(Part of a data file)
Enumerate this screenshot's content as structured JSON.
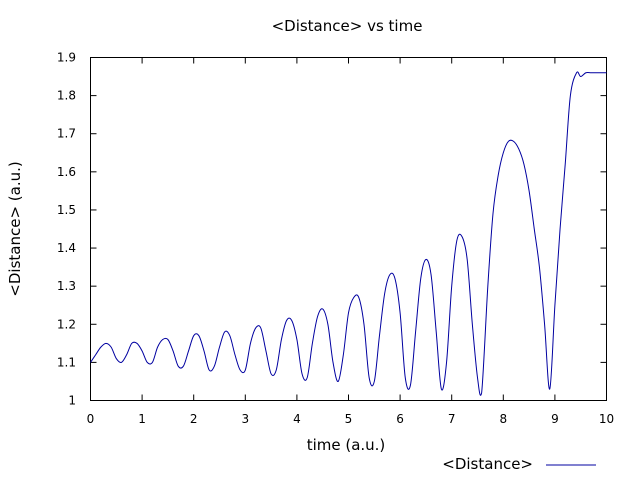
{
  "chart_data": {
    "type": "line",
    "title": "<Distance> vs time",
    "xlabel": "time (a.u.)",
    "ylabel": "<Distance> (a.u.)",
    "xlim": [
      0,
      10
    ],
    "ylim": [
      1,
      1.9
    ],
    "x_ticks": [
      "0",
      "1",
      "2",
      "3",
      "4",
      "5",
      "6",
      "7",
      "8",
      "9",
      "10"
    ],
    "y_ticks": [
      "1",
      "1.1",
      "1.2",
      "1.3",
      "1.4",
      "1.5",
      "1.6",
      "1.7",
      "1.8",
      "1.9"
    ],
    "grid": false,
    "legend_position": "bottom-right",
    "series": [
      {
        "name": "<Distance>",
        "color": "#0000a0",
        "x": [
          0.0,
          0.1,
          0.2,
          0.3,
          0.4,
          0.5,
          0.6,
          0.7,
          0.8,
          0.9,
          1.0,
          1.1,
          1.2,
          1.3,
          1.4,
          1.5,
          1.6,
          1.7,
          1.8,
          1.9,
          2.0,
          2.1,
          2.2,
          2.3,
          2.4,
          2.5,
          2.6,
          2.7,
          2.8,
          2.9,
          3.0,
          3.1,
          3.2,
          3.3,
          3.4,
          3.5,
          3.6,
          3.7,
          3.8,
          3.9,
          4.0,
          4.1,
          4.2,
          4.3,
          4.4,
          4.5,
          4.6,
          4.7,
          4.8,
          4.9,
          5.0,
          5.1,
          5.2,
          5.3,
          5.4,
          5.5,
          5.6,
          5.7,
          5.8,
          5.9,
          6.0,
          6.1,
          6.2,
          6.3,
          6.4,
          6.5,
          6.6,
          6.7,
          6.8,
          6.9,
          7.0,
          7.1,
          7.2,
          7.3,
          7.4,
          7.5,
          7.58,
          7.7,
          7.8,
          7.9,
          8.0,
          8.1,
          8.2,
          8.3,
          8.4,
          8.5,
          8.6,
          8.7,
          8.8,
          8.9,
          9.0,
          9.1,
          9.2,
          9.3,
          9.42,
          9.5,
          9.6,
          9.7,
          9.8,
          9.9,
          10.0
        ],
        "y": [
          1.1,
          1.12,
          1.14,
          1.15,
          1.14,
          1.11,
          1.1,
          1.12,
          1.15,
          1.15,
          1.13,
          1.1,
          1.1,
          1.14,
          1.16,
          1.16,
          1.13,
          1.09,
          1.09,
          1.13,
          1.17,
          1.17,
          1.13,
          1.08,
          1.09,
          1.14,
          1.18,
          1.17,
          1.12,
          1.08,
          1.08,
          1.15,
          1.19,
          1.19,
          1.13,
          1.07,
          1.08,
          1.16,
          1.21,
          1.21,
          1.16,
          1.07,
          1.06,
          1.15,
          1.22,
          1.24,
          1.2,
          1.1,
          1.05,
          1.12,
          1.23,
          1.27,
          1.27,
          1.2,
          1.06,
          1.05,
          1.17,
          1.28,
          1.33,
          1.32,
          1.23,
          1.06,
          1.04,
          1.18,
          1.32,
          1.37,
          1.33,
          1.18,
          1.03,
          1.1,
          1.3,
          1.42,
          1.43,
          1.37,
          1.2,
          1.06,
          1.02,
          1.3,
          1.49,
          1.59,
          1.65,
          1.68,
          1.68,
          1.66,
          1.62,
          1.55,
          1.45,
          1.35,
          1.2,
          1.03,
          1.25,
          1.45,
          1.62,
          1.8,
          1.86,
          1.85,
          1.86,
          1.86,
          1.86,
          1.86,
          1.86
        ]
      }
    ]
  }
}
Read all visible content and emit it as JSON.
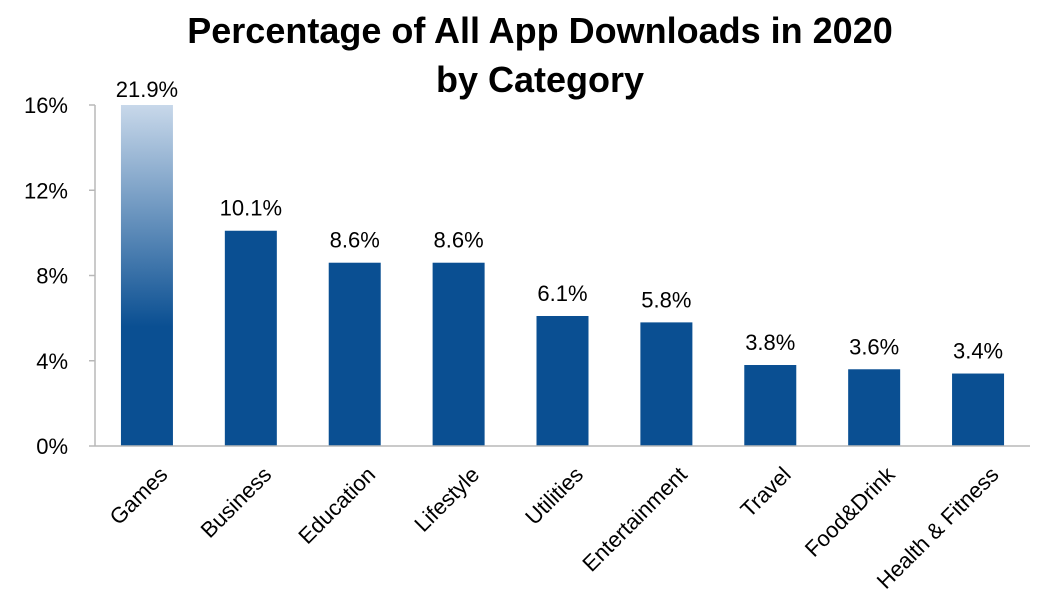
{
  "chart_data": {
    "type": "bar",
    "title_lines": [
      "Percentage of All App Downloads in 2020",
      "by Category"
    ],
    "categories": [
      "Games",
      "Business",
      "Education",
      "Lifestyle",
      "Utilities",
      "Entertainment",
      "Travel",
      "Food&Drink",
      "Health & Fitness"
    ],
    "values": [
      21.9,
      10.1,
      8.6,
      8.6,
      6.1,
      5.8,
      3.8,
      3.6,
      3.4
    ],
    "data_labels": [
      "21.9%",
      "10.1%",
      "8.6%",
      "8.6%",
      "6.1%",
      "5.8%",
      "3.8%",
      "3.6%",
      "3.4%"
    ],
    "ylim": [
      0,
      16
    ],
    "yticks": [
      0,
      4,
      8,
      12,
      16
    ],
    "ytick_labels": [
      "0%",
      "4%",
      "8%",
      "12%",
      "16%"
    ],
    "xlabel": "",
    "ylabel": "",
    "grid": false,
    "legend": "none",
    "bar_color": "#0a4f92",
    "first_bar_fade_color": "#c8d8ea",
    "axis_color": "#b8b8b8"
  }
}
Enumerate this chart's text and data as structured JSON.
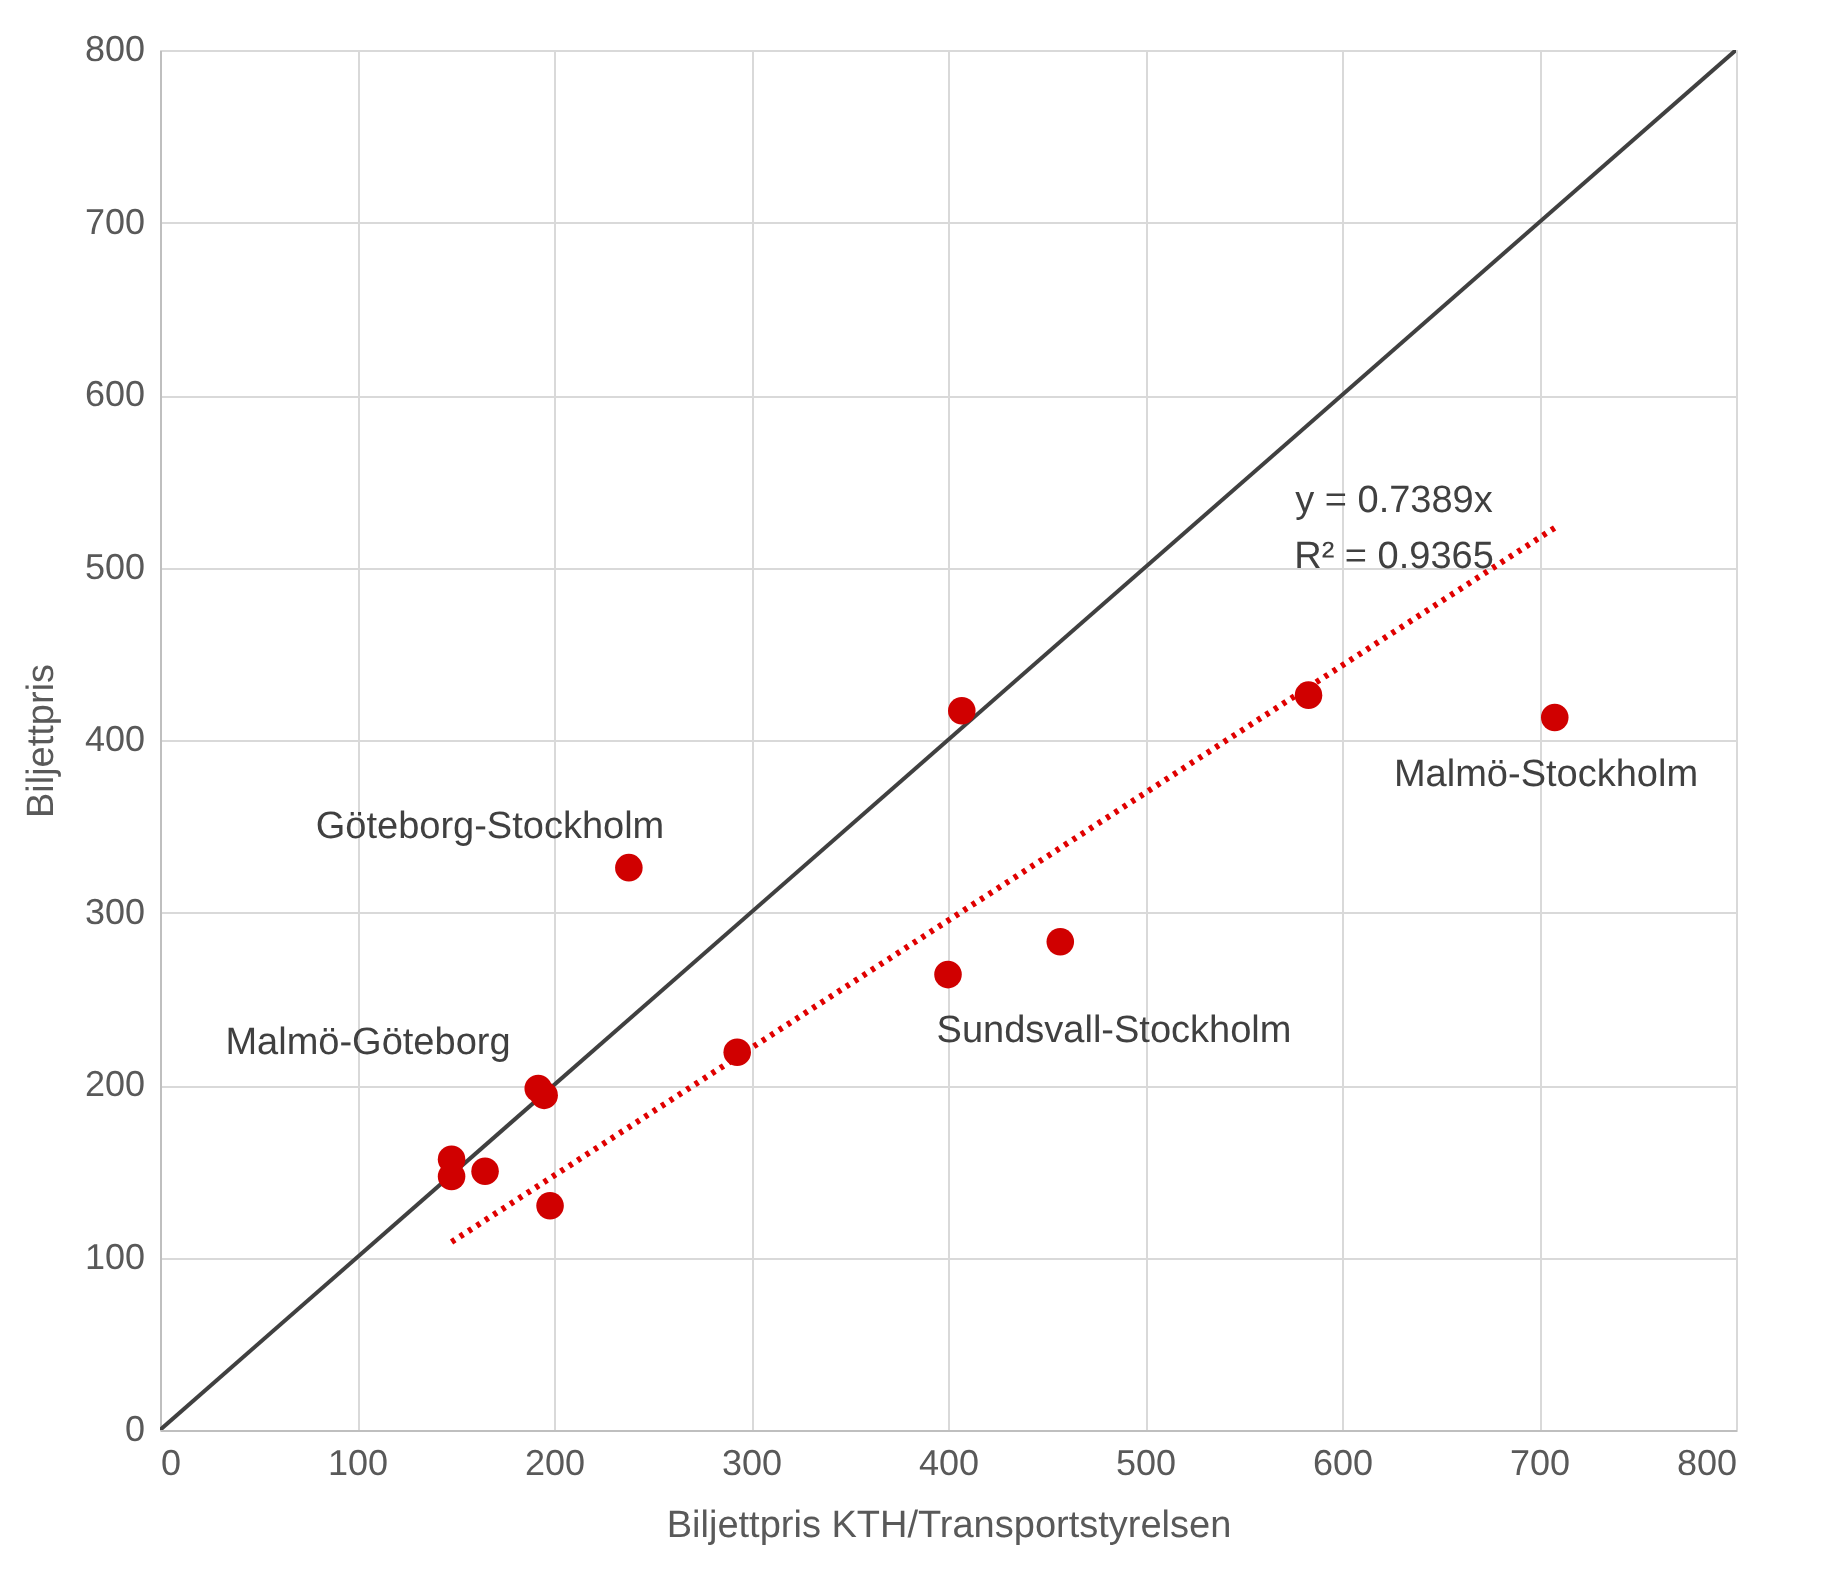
{
  "chart_data": {
    "type": "scatter",
    "xlabel": "Biljettpris KTH/Transportstyrelsen",
    "ylabel": "Biljettpris",
    "xlim": [
      0,
      800
    ],
    "ylim": [
      0,
      800
    ],
    "xticks": [
      0,
      100,
      200,
      300,
      400,
      500,
      600,
      700,
      800
    ],
    "yticks": [
      0,
      100,
      200,
      300,
      400,
      500,
      600,
      700,
      800
    ],
    "grid": true,
    "marker": "circle",
    "series": [
      {
        "type": "line",
        "color": "#404040",
        "line_style": "solid",
        "marker": "none",
        "x": [
          0,
          800
        ],
        "values": [
          0,
          800
        ]
      },
      {
        "type": "line",
        "color": "#e00000",
        "line_style": "dotted",
        "marker": "none",
        "x": [
          148,
          708
        ],
        "values": [
          109,
          523
        ]
      },
      {
        "color": "#d00000",
        "x": [
          148,
          148,
          165,
          192,
          195,
          198,
          238,
          293,
          400,
          407,
          457,
          583,
          708
        ],
        "values": [
          147,
          157,
          150,
          198,
          194,
          130,
          326,
          219,
          264,
          417,
          283,
          426,
          413
        ]
      }
    ],
    "annotations": [
      "Göteborg-Stockholm",
      "Malmö-Göteborg",
      "Sundsvall-Stockholm",
      "Malmö-Stockholm",
      "y = 0.7389x",
      "R² = 0.9365"
    ]
  }
}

> _DESCRIPTION OF THE TASK_:
Identify and copy the lines holding the word "Biljettpris".

> _SOLUTION TO THE PROBLEM_:
    "xlabel": "Biljettpris KTH/Transportstyrelsen",
    "ylabel": "Biljettpris",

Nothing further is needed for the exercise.